Dataset rows:
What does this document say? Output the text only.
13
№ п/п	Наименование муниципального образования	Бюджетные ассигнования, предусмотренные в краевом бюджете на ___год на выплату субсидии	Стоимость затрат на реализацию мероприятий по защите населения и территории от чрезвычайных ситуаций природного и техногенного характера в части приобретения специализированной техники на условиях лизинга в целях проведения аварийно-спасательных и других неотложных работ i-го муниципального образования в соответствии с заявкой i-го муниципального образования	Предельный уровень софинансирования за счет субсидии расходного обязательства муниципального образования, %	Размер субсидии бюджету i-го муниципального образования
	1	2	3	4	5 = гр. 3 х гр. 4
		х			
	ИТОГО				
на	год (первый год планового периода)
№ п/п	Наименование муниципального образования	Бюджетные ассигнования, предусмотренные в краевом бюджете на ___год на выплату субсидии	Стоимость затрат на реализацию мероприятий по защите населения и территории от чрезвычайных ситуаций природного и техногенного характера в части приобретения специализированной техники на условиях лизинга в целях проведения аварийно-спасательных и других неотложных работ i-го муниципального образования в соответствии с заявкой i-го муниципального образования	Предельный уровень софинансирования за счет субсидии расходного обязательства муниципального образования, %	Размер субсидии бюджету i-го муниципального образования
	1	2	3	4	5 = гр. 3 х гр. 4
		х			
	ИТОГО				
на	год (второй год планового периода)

JOB:
Repeat the records above exactly as they appear.

THE RESULT:
What does this document say? Output the text only.
13
№ п/п	Наименование муниципального образования	Бюджетные ассигнования, предусмотренные в краевом бюджете на ___год на выплату субсидии	Стоимость затрат на реализацию мероприятий по защите населения и территории от чрезвычайных ситуаций природного и техногенного характера в части приобретения специализированной техники на условиях лизинга в целях проведения аварийно-спасательных и других неотложных работ i-го муниципального образования в соответствии с заявкой i-го муниципального образования	Предельный уровень софинансирования за счет субсидии расходного обязательства муниципального образования, %	Размер субсидии бюджету i-го муниципального образования
	1	2	3	4	5 = гр. 3 х гр. 4
		х			
	ИТОГО				
на	год (первый год планового периода)
№ п/п	Наименование муниципального образования	Бюджетные ассигнования, предусмотренные в краевом бюджете на ___год на выплату субсидии	Стоимость затрат на реализацию мероприятий по защите населения и территории от чрезвычайных ситуаций природного и техногенного характера в части приобретения специализированной техники на условиях лизинга в целях проведения аварийно-спасательных и других неотложных работ i-го муниципального образования в соответствии с заявкой i-го муниципального образования	Предельный уровень софинансирования за счет субсидии расходного обязательства муниципального образования, %	Размер субсидии бюджету i-го муниципального образования
	1	2	3	4	5 = гр. 3 х гр. 4
		х			
	ИТОГО				
на	год (второй год планового периода)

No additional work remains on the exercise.